[Collected data entries]

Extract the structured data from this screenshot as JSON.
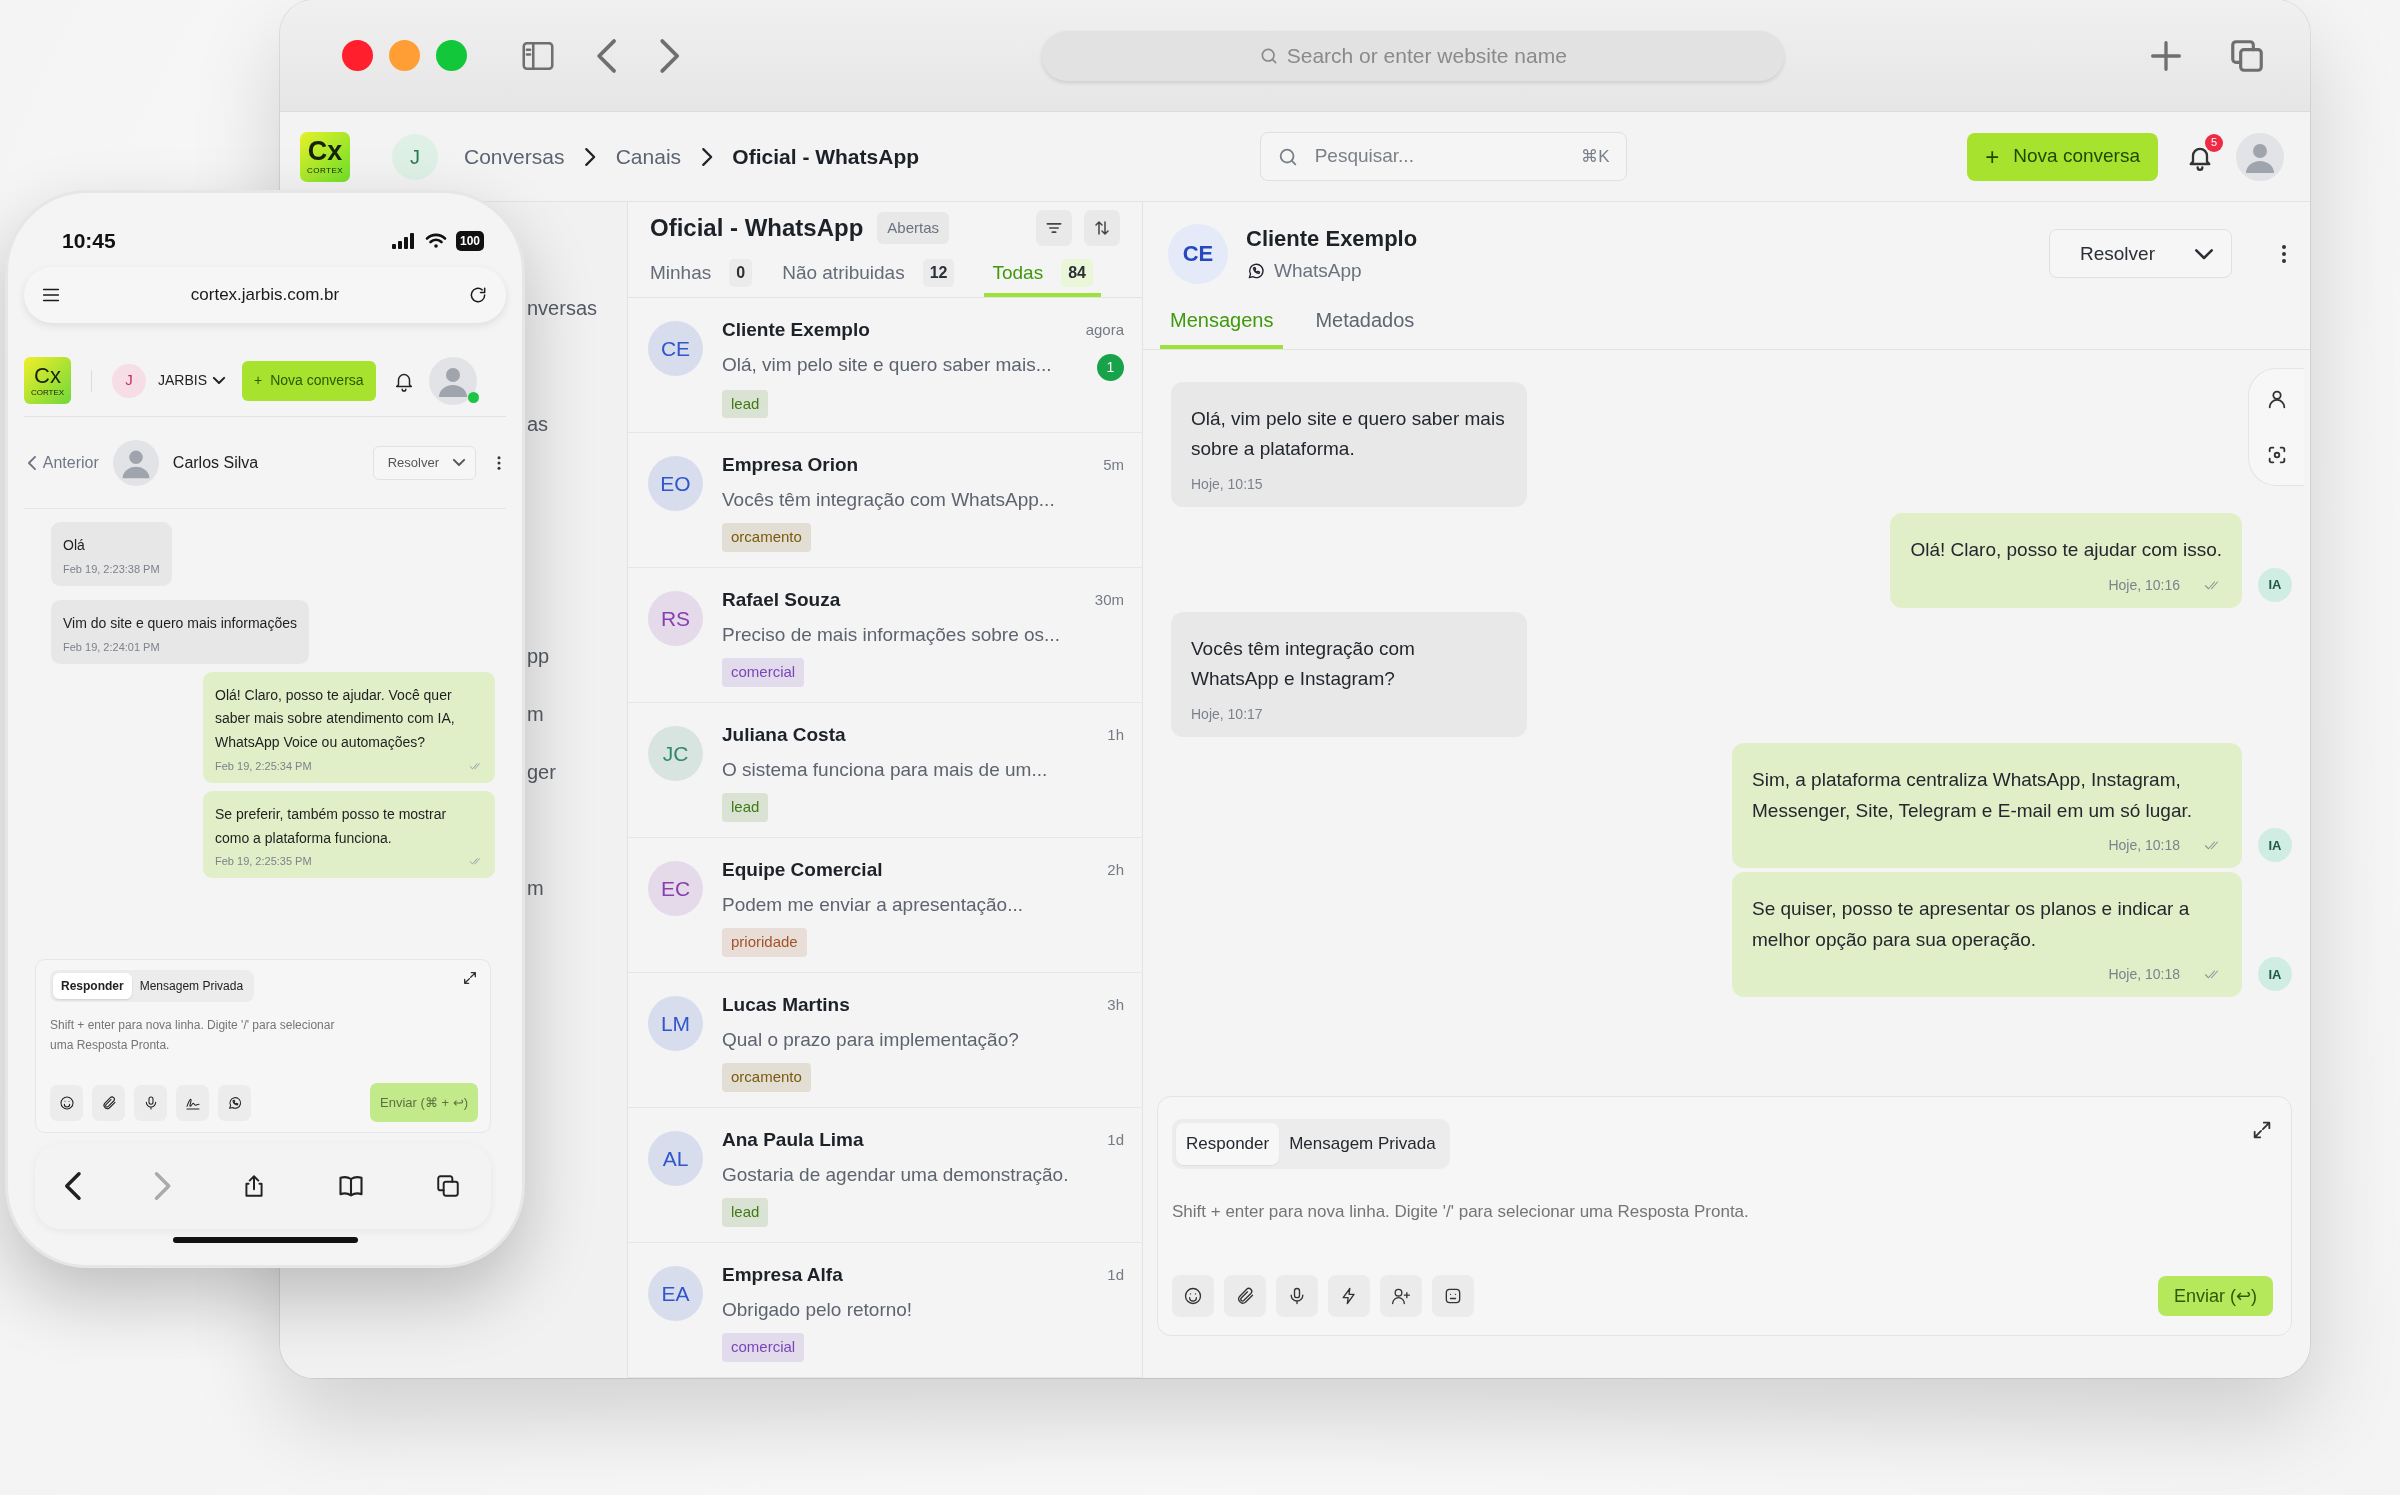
{
  "browser": {
    "address_placeholder": "Search or enter website name"
  },
  "app_header": {
    "logo": "Cx",
    "logo_caption": "CORTEX",
    "account_initial": "J",
    "breadcrumbs": [
      {
        "label": "Conversas",
        "current": false
      },
      {
        "label": "Canais",
        "current": false
      },
      {
        "label": "Oficial - WhatsApp",
        "current": true
      }
    ],
    "search": {
      "placeholder": "Pesquisar...",
      "shortcut": "⌘K"
    },
    "new_conversation": {
      "icon": "+",
      "label": "Nova conversa"
    },
    "notifications": "5"
  },
  "sidebar": {
    "items": [
      "nversas",
      "as",
      "pp",
      "m",
      "ger",
      "m"
    ]
  },
  "conversation_list": {
    "title": "Oficial - WhatsApp",
    "status": "Abertas",
    "tabs": [
      {
        "label": "Minhas",
        "count": "0",
        "selected": false
      },
      {
        "label": "Não atribuidas",
        "count": "12",
        "selected": false
      },
      {
        "label": "Todas",
        "count": "84",
        "selected": true
      }
    ],
    "items": [
      {
        "avatar": {
          "initials": "CE",
          "color": "#3056c9"
        },
        "name": "Cliente Exemplo",
        "preview": "Olá, vim pelo site e quero saber mais...",
        "time": "agora",
        "unread": "1",
        "tag": {
          "label": "lead",
          "color": "#3f7a14"
        }
      },
      {
        "avatar": {
          "initials": "EO",
          "color": "#3056c9"
        },
        "name": "Empresa Orion",
        "preview": "Vocês têm integração com WhatsApp...",
        "time": "5m",
        "tag": {
          "label": "orcamento",
          "color": "#7a5a0c"
        }
      },
      {
        "avatar": {
          "initials": "RS",
          "color": "#8a3fae"
        },
        "name": "Rafael Souza",
        "preview": "Preciso de mais informações sobre os...",
        "time": "30m",
        "tag": {
          "label": "comercial",
          "color": "#7a45b8"
        }
      },
      {
        "avatar": {
          "initials": "JC",
          "color": "#2f8a6a"
        },
        "name": "Juliana Costa",
        "preview": "O sistema funciona para mais de um...",
        "time": "1h",
        "tag": {
          "label": "lead",
          "color": "#3f7a14"
        }
      },
      {
        "avatar": {
          "initials": "EC",
          "color": "#8a3fae"
        },
        "name": "Equipe Comercial",
        "preview": "Podem me enviar a apresentação...",
        "time": "2h",
        "tag": {
          "label": "prioridade",
          "color": "#a4522a"
        }
      },
      {
        "avatar": {
          "initials": "LM",
          "color": "#3056c9"
        },
        "name": "Lucas Martins",
        "preview": "Qual o prazo para implementação?",
        "time": "3h",
        "tag": {
          "label": "orcamento",
          "color": "#7a5a0c"
        }
      },
      {
        "avatar": {
          "initials": "AL",
          "color": "#3056c9"
        },
        "name": "Ana Paula Lima",
        "preview": "Gostaria de agendar uma demonstração.",
        "time": "1d",
        "tag": {
          "label": "lead",
          "color": "#3f7a14"
        }
      },
      {
        "avatar": {
          "initials": "EA",
          "color": "#3056c9"
        },
        "name": "Empresa Alfa",
        "preview": "Obrigado pelo retorno!",
        "time": "1d",
        "tag": {
          "label": "comercial",
          "color": "#7a45b8"
        }
      }
    ]
  },
  "chat": {
    "initials": "CE",
    "name": "Cliente Exemplo",
    "channel": "WhatsApp",
    "resolve": "Resolver",
    "tabs": [
      {
        "label": "Mensagens",
        "selected": true
      },
      {
        "label": "Metadados",
        "selected": false
      }
    ],
    "messages": [
      {
        "kind": "incoming",
        "text": "Olá, vim pelo site e quero saber mais sobre a plataforma.",
        "time": "Hoje, 10:15"
      },
      {
        "kind": "outgoing",
        "text": "Olá! Claro, posso te ajudar com isso.",
        "time": "Hoje, 10:16",
        "sender": "IA"
      },
      {
        "kind": "incoming",
        "text": "Vocês têm integração com WhatsApp e Instagram?",
        "time": "Hoje, 10:17"
      },
      {
        "kind": "outgoing",
        "text": "Sim, a plataforma centraliza WhatsApp, Instagram, Messenger, Site, Telegram e E-mail em um só lugar.",
        "time": "Hoje, 10:18",
        "sender": "IA"
      },
      {
        "kind": "outgoing",
        "text": "Se quiser, posso te apresentar os planos e indicar a melhor opção para sua operação.",
        "time": "Hoje, 10:18",
        "sender": "IA"
      }
    ]
  },
  "composer": {
    "tabs": [
      {
        "label": "Responder",
        "selected": true
      },
      {
        "label": "Mensagem Privada",
        "selected": false
      }
    ],
    "placeholder": "Shift + enter para nova linha. Digite '/' para selecionar uma Resposta Pronta.",
    "send": "Enviar (↩)"
  },
  "phone": {
    "time": "10:45",
    "battery": "100",
    "url": "cortex.jarbis.com.br",
    "logo": "Cx",
    "logo_caption": "CORTEX",
    "account_initial": "J",
    "account": "JARBIS",
    "new_conversation": {
      "icon": "+",
      "label": "Nova conversa"
    },
    "back": "Anterior",
    "contact": "Carlos Silva",
    "resolve": "Resolver",
    "messages": [
      {
        "kind": "incoming",
        "text": "Olá",
        "time": "Feb 19, 2:23:38 PM"
      },
      {
        "kind": "incoming",
        "text": "Vim do site e quero mais informações",
        "time": "Feb 19, 2:24:01 PM"
      },
      {
        "kind": "outgoing",
        "text": "Olá! Claro, posso te ajudar. Você quer saber mais sobre atendimento com IA, WhatsApp Voice ou automações?",
        "time": "Feb 19, 2:25:34 PM"
      },
      {
        "kind": "outgoing",
        "text": "Se preferir, também posso te mostrar como a plataforma funciona.",
        "time": "Feb 19, 2:25:35 PM"
      }
    ],
    "composer": {
      "tabs": [
        {
          "label": "Responder",
          "selected": true
        },
        {
          "label": "Mensagem Privada",
          "selected": false
        }
      ],
      "placeholder": "Shift + enter para nova linha. Digite '/' para selecionar uma Resposta Pronta.",
      "send": "Enviar (⌘ + ↩)"
    },
    "nav": {
      "back_enabled": true,
      "forward_enabled": false
    }
  }
}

__GOAL__
Pick out the lines above containing the word "Oficial", then copy them.

__ANSWER TO THE TASK__
        "label": "Oficial - WhatsApp",
    "title": "Oficial - WhatsApp",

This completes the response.